## EXERCISE OBJECTIVE
Copy out every record below with complete accuracy.

____

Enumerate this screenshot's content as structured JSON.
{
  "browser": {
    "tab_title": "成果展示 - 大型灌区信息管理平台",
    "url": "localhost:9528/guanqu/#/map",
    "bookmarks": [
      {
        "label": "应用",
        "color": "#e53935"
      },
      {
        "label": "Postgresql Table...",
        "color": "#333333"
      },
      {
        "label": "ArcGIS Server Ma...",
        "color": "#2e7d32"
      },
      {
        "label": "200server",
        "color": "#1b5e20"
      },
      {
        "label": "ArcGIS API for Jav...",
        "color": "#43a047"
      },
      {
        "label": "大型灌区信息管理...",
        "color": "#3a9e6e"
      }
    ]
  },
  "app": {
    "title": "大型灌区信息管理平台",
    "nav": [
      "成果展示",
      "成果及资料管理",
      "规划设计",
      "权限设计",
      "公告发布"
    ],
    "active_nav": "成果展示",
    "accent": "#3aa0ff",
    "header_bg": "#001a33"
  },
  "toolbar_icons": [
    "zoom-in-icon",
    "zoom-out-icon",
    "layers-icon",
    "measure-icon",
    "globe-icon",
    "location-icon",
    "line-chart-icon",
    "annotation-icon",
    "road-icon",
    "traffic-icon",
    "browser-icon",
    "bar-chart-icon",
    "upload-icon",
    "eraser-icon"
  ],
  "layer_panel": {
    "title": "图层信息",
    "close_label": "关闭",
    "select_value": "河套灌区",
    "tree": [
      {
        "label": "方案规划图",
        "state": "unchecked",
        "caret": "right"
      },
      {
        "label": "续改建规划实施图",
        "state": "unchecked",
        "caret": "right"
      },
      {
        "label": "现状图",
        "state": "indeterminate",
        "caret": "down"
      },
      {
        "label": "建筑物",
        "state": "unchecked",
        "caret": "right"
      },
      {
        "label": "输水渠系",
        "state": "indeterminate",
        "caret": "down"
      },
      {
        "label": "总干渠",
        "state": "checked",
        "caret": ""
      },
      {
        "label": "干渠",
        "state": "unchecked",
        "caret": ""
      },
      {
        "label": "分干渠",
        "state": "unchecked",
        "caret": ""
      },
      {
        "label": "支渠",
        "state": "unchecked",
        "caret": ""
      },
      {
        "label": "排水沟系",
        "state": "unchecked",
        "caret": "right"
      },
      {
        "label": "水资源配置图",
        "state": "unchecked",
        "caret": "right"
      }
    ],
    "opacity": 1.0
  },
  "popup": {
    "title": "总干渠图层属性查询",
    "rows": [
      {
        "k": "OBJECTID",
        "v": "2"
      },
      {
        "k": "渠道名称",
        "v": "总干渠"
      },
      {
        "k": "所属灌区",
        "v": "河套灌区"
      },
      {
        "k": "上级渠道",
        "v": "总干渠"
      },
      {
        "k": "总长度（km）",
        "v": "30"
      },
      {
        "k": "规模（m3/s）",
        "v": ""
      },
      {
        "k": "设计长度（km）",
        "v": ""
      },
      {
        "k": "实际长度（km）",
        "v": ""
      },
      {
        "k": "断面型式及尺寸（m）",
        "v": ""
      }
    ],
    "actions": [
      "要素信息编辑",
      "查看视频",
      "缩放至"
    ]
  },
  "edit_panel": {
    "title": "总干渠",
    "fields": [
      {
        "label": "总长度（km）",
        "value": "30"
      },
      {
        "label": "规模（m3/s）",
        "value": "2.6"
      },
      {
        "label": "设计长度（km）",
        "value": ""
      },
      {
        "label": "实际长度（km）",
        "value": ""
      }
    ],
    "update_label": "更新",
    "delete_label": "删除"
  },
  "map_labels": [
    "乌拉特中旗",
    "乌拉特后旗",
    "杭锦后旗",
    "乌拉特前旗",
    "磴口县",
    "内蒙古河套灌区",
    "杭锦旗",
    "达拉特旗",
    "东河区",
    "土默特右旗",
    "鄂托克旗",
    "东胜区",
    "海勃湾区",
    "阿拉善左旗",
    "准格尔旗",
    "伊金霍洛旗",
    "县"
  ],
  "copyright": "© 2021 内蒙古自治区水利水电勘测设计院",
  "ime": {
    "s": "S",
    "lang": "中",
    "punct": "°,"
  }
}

____

## COMPLETED TASK
Enumerate this screenshot's content as structured JSON.
{
  "browser": {
    "tab_title": "成果展示 - 大型灌区信息管理平台",
    "url": "localhost:9528/guanqu/#/map",
    "bookmarks": [
      {
        "label": "应用",
        "color": "#e53935"
      },
      {
        "label": "Postgresql Table...",
        "color": "#333333"
      },
      {
        "label": "ArcGIS Server Ma...",
        "color": "#2e7d32"
      },
      {
        "label": "200server",
        "color": "#1b5e20"
      },
      {
        "label": "ArcGIS API for Jav...",
        "color": "#43a047"
      },
      {
        "label": "大型灌区信息管理...",
        "color": "#3a9e6e"
      }
    ]
  },
  "app": {
    "title": "大型灌区信息管理平台",
    "nav": [
      "成果展示",
      "成果及资料管理",
      "规划设计",
      "权限设计",
      "公告发布"
    ],
    "active_nav": "成果展示",
    "accent": "#3aa0ff",
    "header_bg": "#001a33"
  },
  "toolbar_icons": [
    "zoom-in-icon",
    "zoom-out-icon",
    "layers-icon",
    "measure-icon",
    "globe-icon",
    "location-icon",
    "line-chart-icon",
    "annotation-icon",
    "road-icon",
    "traffic-icon",
    "browser-icon",
    "bar-chart-icon",
    "upload-icon",
    "eraser-icon"
  ],
  "layer_panel": {
    "title": "图层信息",
    "close_label": "关闭",
    "select_value": "河套灌区",
    "tree": [
      {
        "label": "方案规划图",
        "state": "unchecked",
        "caret": "right"
      },
      {
        "label": "续改建规划实施图",
        "state": "unchecked",
        "caret": "right"
      },
      {
        "label": "现状图",
        "state": "indeterminate",
        "caret": "down"
      },
      {
        "label": "建筑物",
        "state": "unchecked",
        "caret": "right"
      },
      {
        "label": "输水渠系",
        "state": "indeterminate",
        "caret": "down"
      },
      {
        "label": "总干渠",
        "state": "checked",
        "caret": ""
      },
      {
        "label": "干渠",
        "state": "unchecked",
        "caret": ""
      },
      {
        "label": "分干渠",
        "state": "unchecked",
        "caret": ""
      },
      {
        "label": "支渠",
        "state": "unchecked",
        "caret": ""
      },
      {
        "label": "排水沟系",
        "state": "unchecked",
        "caret": "right"
      },
      {
        "label": "水资源配置图",
        "state": "unchecked",
        "caret": "right"
      }
    ],
    "opacity": 1.0
  },
  "popup": {
    "title": "总干渠图层属性查询",
    "rows": [
      {
        "k": "OBJECTID",
        "v": "2"
      },
      {
        "k": "渠道名称",
        "v": "总干渠"
      },
      {
        "k": "所属灌区",
        "v": "河套灌区"
      },
      {
        "k": "上级渠道",
        "v": "总干渠"
      },
      {
        "k": "总长度（km）",
        "v": "30"
      },
      {
        "k": "规模（m3/s）",
        "v": ""
      },
      {
        "k": "设计长度（km）",
        "v": ""
      },
      {
        "k": "实际长度（km）",
        "v": ""
      },
      {
        "k": "断面型式及尺寸（m）",
        "v": ""
      }
    ],
    "actions": [
      "要素信息编辑",
      "查看视频",
      "缩放至"
    ]
  },
  "edit_panel": {
    "title": "总干渠",
    "fields": [
      {
        "label": "总长度（km）",
        "value": "30"
      },
      {
        "label": "规模（m3/s）",
        "value": "2.6"
      },
      {
        "label": "设计长度（km）",
        "value": ""
      },
      {
        "label": "实际长度（km）",
        "value": ""
      }
    ],
    "update_label": "更新",
    "delete_label": "删除"
  },
  "map_labels": [
    "乌拉特中旗",
    "乌拉特后旗",
    "杭锦后旗",
    "乌拉特前旗",
    "磴口县",
    "内蒙古河套灌区",
    "杭锦旗",
    "达拉特旗",
    "东河区",
    "土默特右旗",
    "鄂托克旗",
    "东胜区",
    "海勃湾区",
    "阿拉善左旗",
    "准格尔旗",
    "伊金霍洛旗",
    "县"
  ],
  "copyright": "© 2021 内蒙古自治区水利水电勘测设计院",
  "ime": {
    "s": "S",
    "lang": "中",
    "punct": "°,"
  }
}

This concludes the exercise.